Extract each line holding the word "nhanh" from the entries.

##### INPUT RECORDS #####

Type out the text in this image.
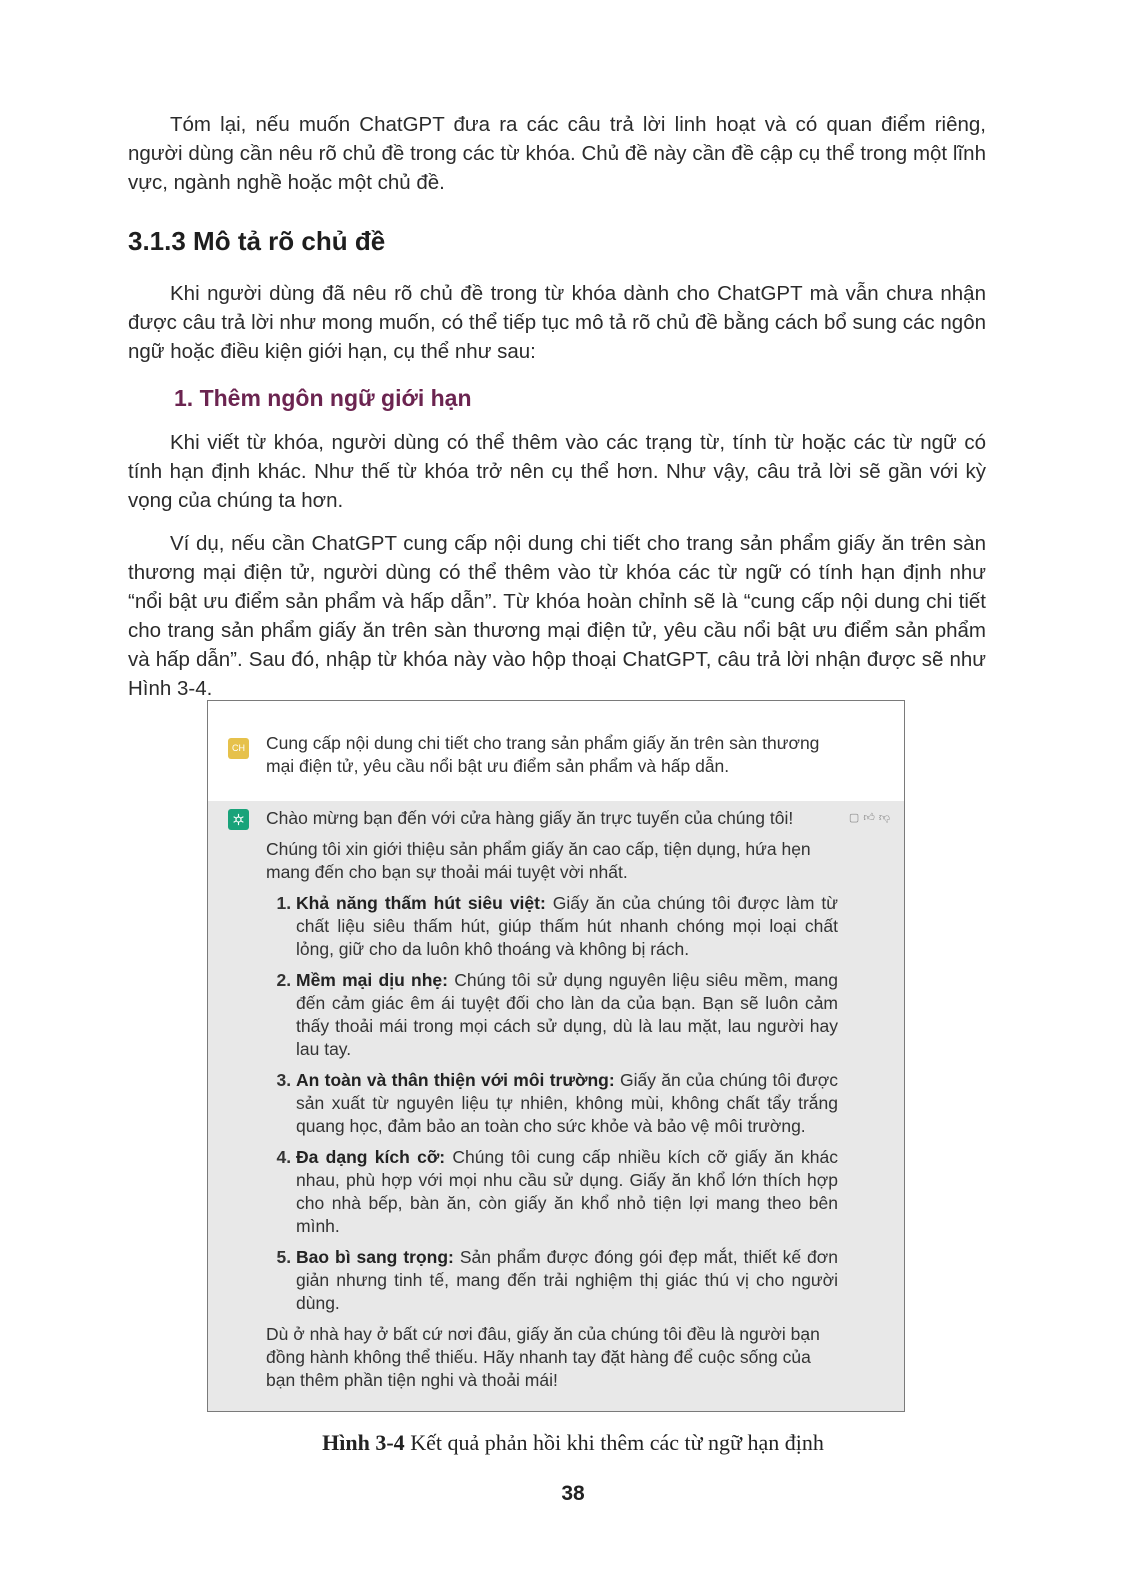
Tóm lại, nếu muốn ChatGPT đưa ra các câu trả lời linh hoạt và có quan điểm riêng, người dùng cần nêu rõ chủ đề trong các từ khóa. Chủ đề này cần đề cập cụ thể trong một lĩnh vực, ngành nghề hoặc một chủ đề.

3.1.3 Mô tả rõ chủ đề

Khi người dùng đã nêu rõ chủ đề trong từ khóa dành cho ChatGPT mà vẫn chưa nhận được câu trả lời như mong muốn, có thể tiếp tục mô tả rõ chủ đề bằng cách bổ sung các ngôn ngữ hoặc điều kiện giới hạn, cụ thể như sau:

1. Thêm ngôn ngữ giới hạn

Khi viết từ khóa, người dùng có thể thêm vào các trạng từ, tính từ hoặc các từ ngữ có tính hạn định khác. Như thế từ khóa trở nên cụ thể hơn. Như vậy, câu trả lời sẽ gần với kỳ vọng của chúng ta hơn.

Ví dụ, nếu cần ChatGPT cung cấp nội dung chi tiết cho trang sản phẩm giấy ăn trên sàn thương mại điện tử, người dùng có thể thêm vào từ khóa các từ ngữ có tính hạn định như “nổi bật ưu điểm sản phẩm và hấp dẫn”. Từ khóa hoàn chỉnh sẽ là “cung cấp nội dung chi tiết cho trang sản phẩm giấy ăn trên sàn thương mại điện tử, yêu cầu nổi bật ưu điểm sản phẩm và hấp dẫn”. Sau đó, nhập từ khóa này vào hộp thoại ChatGPT, câu trả lời nhận được sẽ như Hình 3-4.

CH Cung cấp nội dung chi tiết cho trang sản phẩm giấy ăn trên sàn thương mại điện tử, yêu cầu nổi bật ưu điểm sản phẩm và hấp dẫn.

▢ 👍︎ 👎︎

Chào mừng bạn đến với cửa hàng giấy ăn trực tuyến của chúng tôi!

Chúng tôi xin giới thiệu sản phẩm giấy ăn cao cấp, tiện dụng, hứa hẹn mang đến cho bạn sự thoải mái tuyệt vời nhất.

1. Khả năng thấm hút siêu việt: Giấy ăn của chúng tôi được làm từ chất liệu siêu thấm hút, giúp thấm hút nhanh chóng mọi loại chất lỏng, giữ cho da luôn khô thoáng và không bị rách.
2. Mềm mại dịu nhẹ: Chúng tôi sử dụng nguyên liệu siêu mềm, mang đến cảm giác êm ái tuyệt đối cho làn da của bạn. Bạn sẽ luôn cảm thấy thoải mái trong mọi cách sử dụng, dù là lau mặt, lau người hay lau tay.
3. An toàn và thân thiện với môi trường: Giấy ăn của chúng tôi được sản xuất từ nguyên liệu tự nhiên, không mùi, không chất tẩy trắng quang học, đảm bảo an toàn cho sức khỏe và bảo vệ môi trường.
4. Đa dạng kích cỡ: Chúng tôi cung cấp nhiều kích cỡ giấy ăn khác nhau, phù hợp với mọi nhu cầu sử dụng. Giấy ăn khổ lớn thích hợp cho nhà bếp, bàn ăn, còn giấy ăn khổ nhỏ tiện lợi mang theo bên mình.
5. Bao bì sang trọng: Sản phẩm được đóng gói đẹp mắt, thiết kế đơn giản nhưng tinh tế, mang đến trải nghiệm thị giác thú vị cho người dùng.

Dù ở nhà hay ở bất cứ nơi đâu, giấy ăn của chúng tôi đều là người bạn đồng hành không thể thiếu. Hãy nhanh tay đặt hàng để cuộc sống của bạn thêm phần tiện nghi và thoải mái!

Hình 3-4 Kết quả phản hồi khi thêm các từ ngữ hạn định

38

#####

REPLY>
1. Khả năng thấm hút siêu việt: Giấy ăn của chúng tôi được làm từ chất liệu siêu thấm hút, giúp thấm hút nhanh chóng mọi loại chất lỏng, giữ cho da luôn khô thoáng và không bị rách.
Dù ở nhà hay ở bất cứ nơi đâu, giấy ăn của chúng tôi đều là người bạn đồng hành không thể thiếu. Hãy nhanh tay đặt hàng để cuộc sống của bạn thêm phần tiện nghi và thoải mái!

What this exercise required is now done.